>> BEGIN Material shown

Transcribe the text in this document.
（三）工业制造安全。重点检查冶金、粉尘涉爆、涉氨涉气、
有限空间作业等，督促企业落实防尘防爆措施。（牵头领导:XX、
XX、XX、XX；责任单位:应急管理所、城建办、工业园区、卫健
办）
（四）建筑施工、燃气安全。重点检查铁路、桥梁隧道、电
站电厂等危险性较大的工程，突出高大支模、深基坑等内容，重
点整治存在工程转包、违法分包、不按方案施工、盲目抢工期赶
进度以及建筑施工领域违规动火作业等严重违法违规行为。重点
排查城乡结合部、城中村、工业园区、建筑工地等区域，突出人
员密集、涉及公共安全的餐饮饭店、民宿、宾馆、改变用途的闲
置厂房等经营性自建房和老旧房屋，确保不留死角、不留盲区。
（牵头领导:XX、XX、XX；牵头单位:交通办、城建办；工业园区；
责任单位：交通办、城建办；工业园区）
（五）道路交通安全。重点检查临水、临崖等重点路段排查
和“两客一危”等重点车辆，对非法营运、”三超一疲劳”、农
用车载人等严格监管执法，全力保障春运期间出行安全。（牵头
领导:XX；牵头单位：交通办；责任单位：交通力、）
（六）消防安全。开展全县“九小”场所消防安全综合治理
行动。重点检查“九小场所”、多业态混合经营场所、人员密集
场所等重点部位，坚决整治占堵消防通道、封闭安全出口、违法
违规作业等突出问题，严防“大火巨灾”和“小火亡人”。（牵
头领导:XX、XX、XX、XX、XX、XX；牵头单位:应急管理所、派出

>> END Material shown

Every line of the records above needs to be given again exactly.

Transcribe the text in this document.
（三）工业制造安全。重点检查冶金、粉尘涉爆、涉氨涉气、
有限空间作业等，督促企业落实防尘防爆措施。（牵头领导:XX、
XX、XX、XX；责任单位:应急管理所、城建办、工业园区、卫健
办）
（四）建筑施工、燃气安全。重点检查铁路、桥梁隧道、电
站电厂等危险性较大的工程，突出高大支模、深基坑等内容，重
点整治存在工程转包、违法分包、不按方案施工、盲目抢工期赶
进度以及建筑施工领域违规动火作业等严重违法违规行为。重点
排查城乡结合部、城中村、工业园区、建筑工地等区域，突出人
员密集、涉及公共安全的餐饮饭店、民宿、宾馆、改变用途的闲
置厂房等经营性自建房和老旧房屋，确保不留死角、不留盲区。
（牵头领导:XX、XX、XX；牵头单位:交通办、城建办；工业园区；
责任单位：交通办、城建办；工业园区）
（五）道路交通安全。重点检查临水、临崖等重点路段排查
和“两客一危”等重点车辆，对非法营运、”三超一疲劳”、农
用车载人等严格监管执法，全力保障春运期间出行安全。（牵头
领导:XX；牵头单位：交通办；责任单位：交通力、）
（六）消防安全。开展全县“九小”场所消防安全综合治理
行动。重点检查“九小场所”、多业态混合经营场所、人员密集
场所等重点部位，坚决整治占堵消防通道、封闭安全出口、违法
违规作业等突出问题，严防“大火巨灾”和“小火亡人”。（牵
头领导:XX、XX、XX、XX、XX、XX；牵头单位:应急管理所、派出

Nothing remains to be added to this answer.